⟨

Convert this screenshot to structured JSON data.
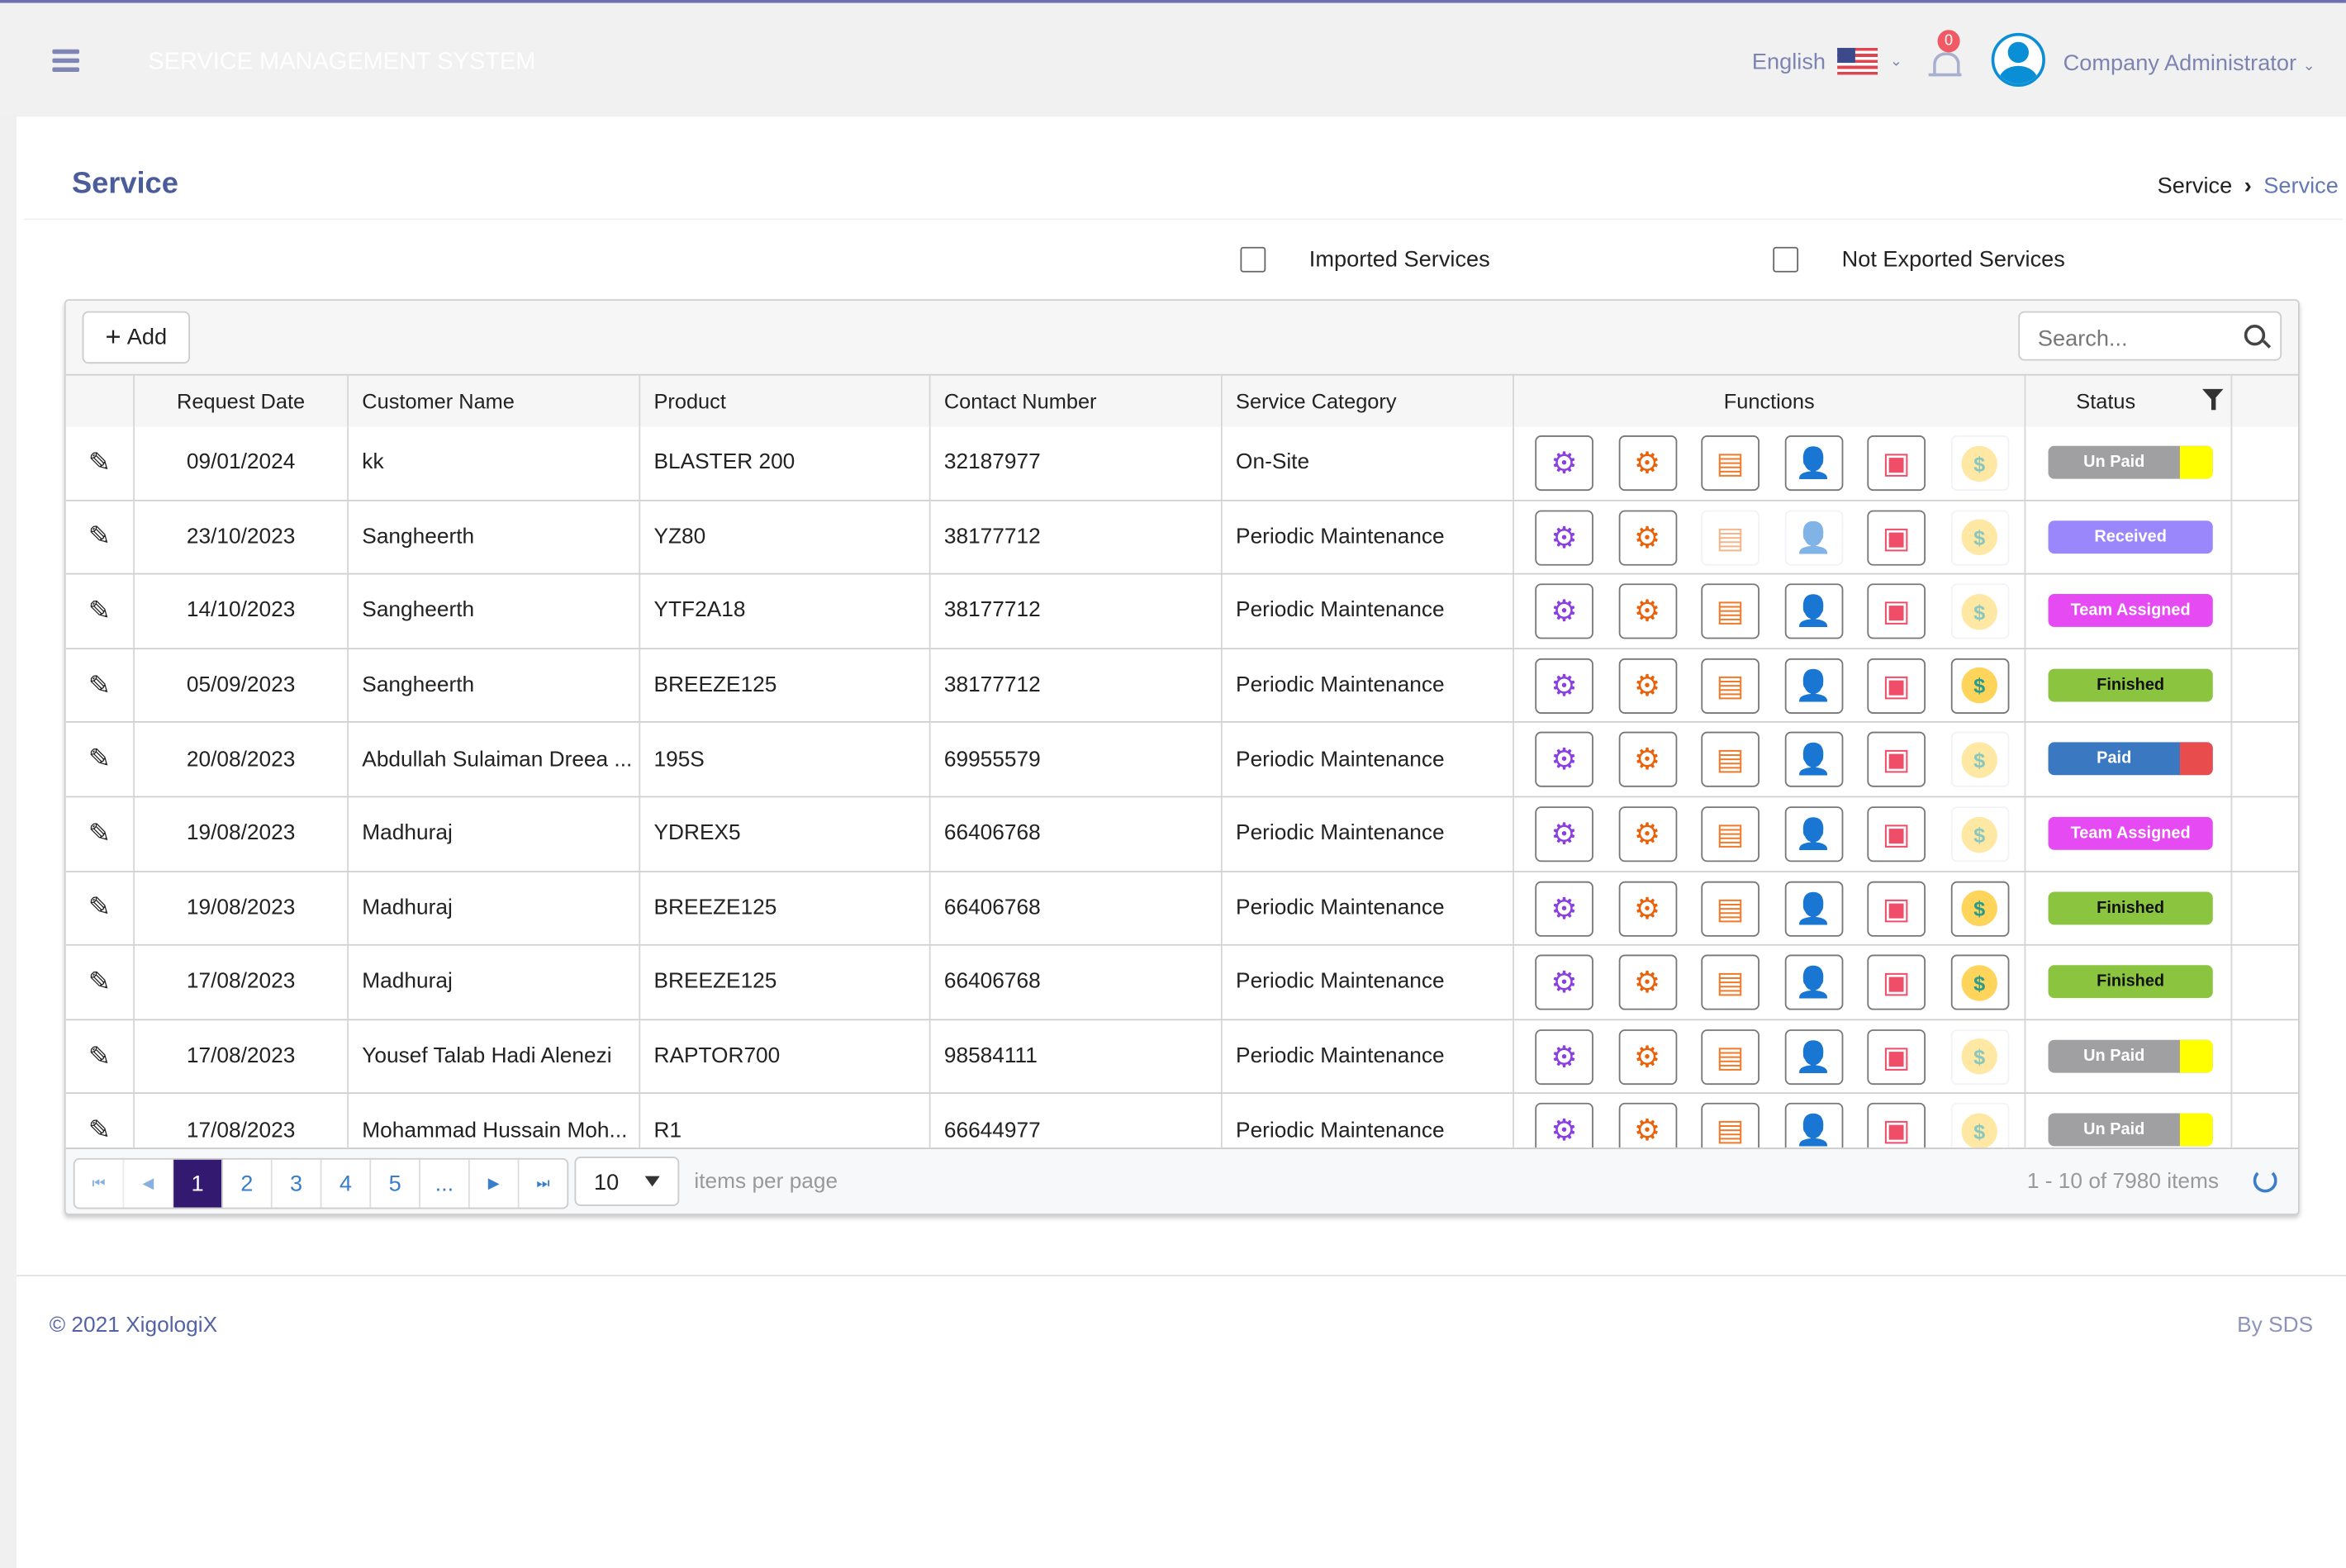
{
  "header": {
    "app_title": "SERVICE MANAGEMENT SYSTEM",
    "language": "English",
    "notification_count": "0",
    "user": "Company Administrator"
  },
  "page": {
    "title": "Service",
    "breadcrumb": [
      "Service",
      "Service"
    ]
  },
  "filters": {
    "imported": "Imported Services",
    "not_exported": "Not Exported Services"
  },
  "toolbar": {
    "add_label": "Add",
    "search_placeholder": "Search..."
  },
  "columns": [
    "Request Date",
    "Customer Name",
    "Product",
    "Contact Number",
    "Service Category",
    "Functions",
    "Status"
  ],
  "functions": [
    "service-settings",
    "spare-parts",
    "invoice",
    "technician",
    "images",
    "payment"
  ],
  "status_colors": {
    "Un Paid": [
      "#a0a0a3",
      "#ffff00"
    ],
    "Received": [
      "#9b87fc",
      null
    ],
    "Team Assigned": [
      "#e64af2",
      null
    ],
    "Finished": [
      "#8bc540",
      null
    ],
    "Paid": [
      "#3b78c2",
      "#e84c4c"
    ]
  },
  "rows": [
    {
      "date": "09/01/2024",
      "customer": "kk",
      "product": "BLASTER 200",
      "contact": "32187977",
      "category": "On-Site",
      "enabled": [
        1,
        1,
        1,
        1,
        1,
        0
      ],
      "status": "Un Paid"
    },
    {
      "date": "23/10/2023",
      "customer": "Sangheerth",
      "product": "YZ80",
      "contact": "38177712",
      "category": "Periodic Maintenance",
      "enabled": [
        1,
        1,
        0,
        0,
        1,
        0
      ],
      "status": "Received"
    },
    {
      "date": "14/10/2023",
      "customer": "Sangheerth",
      "product": "YTF2A18",
      "contact": "38177712",
      "category": "Periodic Maintenance",
      "enabled": [
        1,
        1,
        1,
        1,
        1,
        0
      ],
      "status": "Team Assigned"
    },
    {
      "date": "05/09/2023",
      "customer": "Sangheerth",
      "product": "BREEZE125",
      "contact": "38177712",
      "category": "Periodic Maintenance",
      "enabled": [
        1,
        1,
        1,
        1,
        1,
        1
      ],
      "status": "Finished"
    },
    {
      "date": "20/08/2023",
      "customer": "Abdullah Sulaiman Dreea ...",
      "product": "195S",
      "contact": "69955579",
      "category": "Periodic Maintenance",
      "enabled": [
        1,
        1,
        1,
        1,
        1,
        0
      ],
      "status": "Paid"
    },
    {
      "date": "19/08/2023",
      "customer": "Madhuraj",
      "product": "YDREX5",
      "contact": "66406768",
      "category": "Periodic Maintenance",
      "enabled": [
        1,
        1,
        1,
        1,
        1,
        0
      ],
      "status": "Team Assigned"
    },
    {
      "date": "19/08/2023",
      "customer": "Madhuraj",
      "product": "BREEZE125",
      "contact": "66406768",
      "category": "Periodic Maintenance",
      "enabled": [
        1,
        1,
        1,
        1,
        1,
        1
      ],
      "status": "Finished"
    },
    {
      "date": "17/08/2023",
      "customer": "Madhuraj",
      "product": "BREEZE125",
      "contact": "66406768",
      "category": "Periodic Maintenance",
      "enabled": [
        1,
        1,
        1,
        1,
        1,
        1
      ],
      "status": "Finished"
    },
    {
      "date": "17/08/2023",
      "customer": "Yousef Talab Hadi Alenezi",
      "product": "RAPTOR700",
      "contact": "98584111",
      "category": "Periodic Maintenance",
      "enabled": [
        1,
        1,
        1,
        1,
        1,
        0
      ],
      "status": "Un Paid"
    },
    {
      "date": "17/08/2023",
      "customer": "Mohammad Hussain Moh...",
      "product": "R1",
      "contact": "66644977",
      "category": "Periodic Maintenance",
      "enabled": [
        1,
        1,
        1,
        1,
        1,
        0
      ],
      "status": "Un Paid"
    }
  ],
  "pagination": {
    "pages": [
      "1",
      "2",
      "3",
      "4",
      "5",
      "..."
    ],
    "current": "1",
    "page_size": "10",
    "items_per_page_label": "items per page",
    "info": "1 - 10 of 7980 items"
  },
  "footer": {
    "copyright": "© 2021 XigologiX",
    "by": "By SDS"
  }
}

⟩

:: GIVEN TASK ::
Copy the material above in full and exactly, skipping pictures.

:: REPLY ::
Convert this screenshot to structured JSON data.
{
  "header": {
    "app_title": "SERVICE MANAGEMENT SYSTEM",
    "language": "English",
    "notification_count": "0",
    "user": "Company Administrator"
  },
  "page": {
    "title": "Service",
    "breadcrumb": [
      "Service",
      "Service"
    ]
  },
  "filters": {
    "imported": "Imported Services",
    "not_exported": "Not Exported Services"
  },
  "toolbar": {
    "add_label": "Add",
    "search_placeholder": "Search..."
  },
  "columns": [
    "Request Date",
    "Customer Name",
    "Product",
    "Contact Number",
    "Service Category",
    "Functions",
    "Status"
  ],
  "functions": [
    "service-settings",
    "spare-parts",
    "invoice",
    "technician",
    "images",
    "payment"
  ],
  "status_colors": {
    "Un Paid": [
      "#a0a0a3",
      "#ffff00"
    ],
    "Received": [
      "#9b87fc",
      null
    ],
    "Team Assigned": [
      "#e64af2",
      null
    ],
    "Finished": [
      "#8bc540",
      null
    ],
    "Paid": [
      "#3b78c2",
      "#e84c4c"
    ]
  },
  "rows": [
    {
      "date": "09/01/2024",
      "customer": "kk",
      "product": "BLASTER 200",
      "contact": "32187977",
      "category": "On-Site",
      "enabled": [
        1,
        1,
        1,
        1,
        1,
        0
      ],
      "status": "Un Paid"
    },
    {
      "date": "23/10/2023",
      "customer": "Sangheerth",
      "product": "YZ80",
      "contact": "38177712",
      "category": "Periodic Maintenance",
      "enabled": [
        1,
        1,
        0,
        0,
        1,
        0
      ],
      "status": "Received"
    },
    {
      "date": "14/10/2023",
      "customer": "Sangheerth",
      "product": "YTF2A18",
      "contact": "38177712",
      "category": "Periodic Maintenance",
      "enabled": [
        1,
        1,
        1,
        1,
        1,
        0
      ],
      "status": "Team Assigned"
    },
    {
      "date": "05/09/2023",
      "customer": "Sangheerth",
      "product": "BREEZE125",
      "contact": "38177712",
      "category": "Periodic Maintenance",
      "enabled": [
        1,
        1,
        1,
        1,
        1,
        1
      ],
      "status": "Finished"
    },
    {
      "date": "20/08/2023",
      "customer": "Abdullah Sulaiman Dreea ...",
      "product": "195S",
      "contact": "69955579",
      "category": "Periodic Maintenance",
      "enabled": [
        1,
        1,
        1,
        1,
        1,
        0
      ],
      "status": "Paid"
    },
    {
      "date": "19/08/2023",
      "customer": "Madhuraj",
      "product": "YDREX5",
      "contact": "66406768",
      "category": "Periodic Maintenance",
      "enabled": [
        1,
        1,
        1,
        1,
        1,
        0
      ],
      "status": "Team Assigned"
    },
    {
      "date": "19/08/2023",
      "customer": "Madhuraj",
      "product": "BREEZE125",
      "contact": "66406768",
      "category": "Periodic Maintenance",
      "enabled": [
        1,
        1,
        1,
        1,
        1,
        1
      ],
      "status": "Finished"
    },
    {
      "date": "17/08/2023",
      "customer": "Madhuraj",
      "product": "BREEZE125",
      "contact": "66406768",
      "category": "Periodic Maintenance",
      "enabled": [
        1,
        1,
        1,
        1,
        1,
        1
      ],
      "status": "Finished"
    },
    {
      "date": "17/08/2023",
      "customer": "Yousef Talab Hadi Alenezi",
      "product": "RAPTOR700",
      "contact": "98584111",
      "category": "Periodic Maintenance",
      "enabled": [
        1,
        1,
        1,
        1,
        1,
        0
      ],
      "status": "Un Paid"
    },
    {
      "date": "17/08/2023",
      "customer": "Mohammad Hussain Moh...",
      "product": "R1",
      "contact": "66644977",
      "category": "Periodic Maintenance",
      "enabled": [
        1,
        1,
        1,
        1,
        1,
        0
      ],
      "status": "Un Paid"
    }
  ],
  "pagination": {
    "pages": [
      "1",
      "2",
      "3",
      "4",
      "5",
      "..."
    ],
    "current": "1",
    "page_size": "10",
    "items_per_page_label": "items per page",
    "info": "1 - 10 of 7980 items"
  },
  "footer": {
    "copyright": "© 2021 XigologiX",
    "by": "By SDS"
  }
}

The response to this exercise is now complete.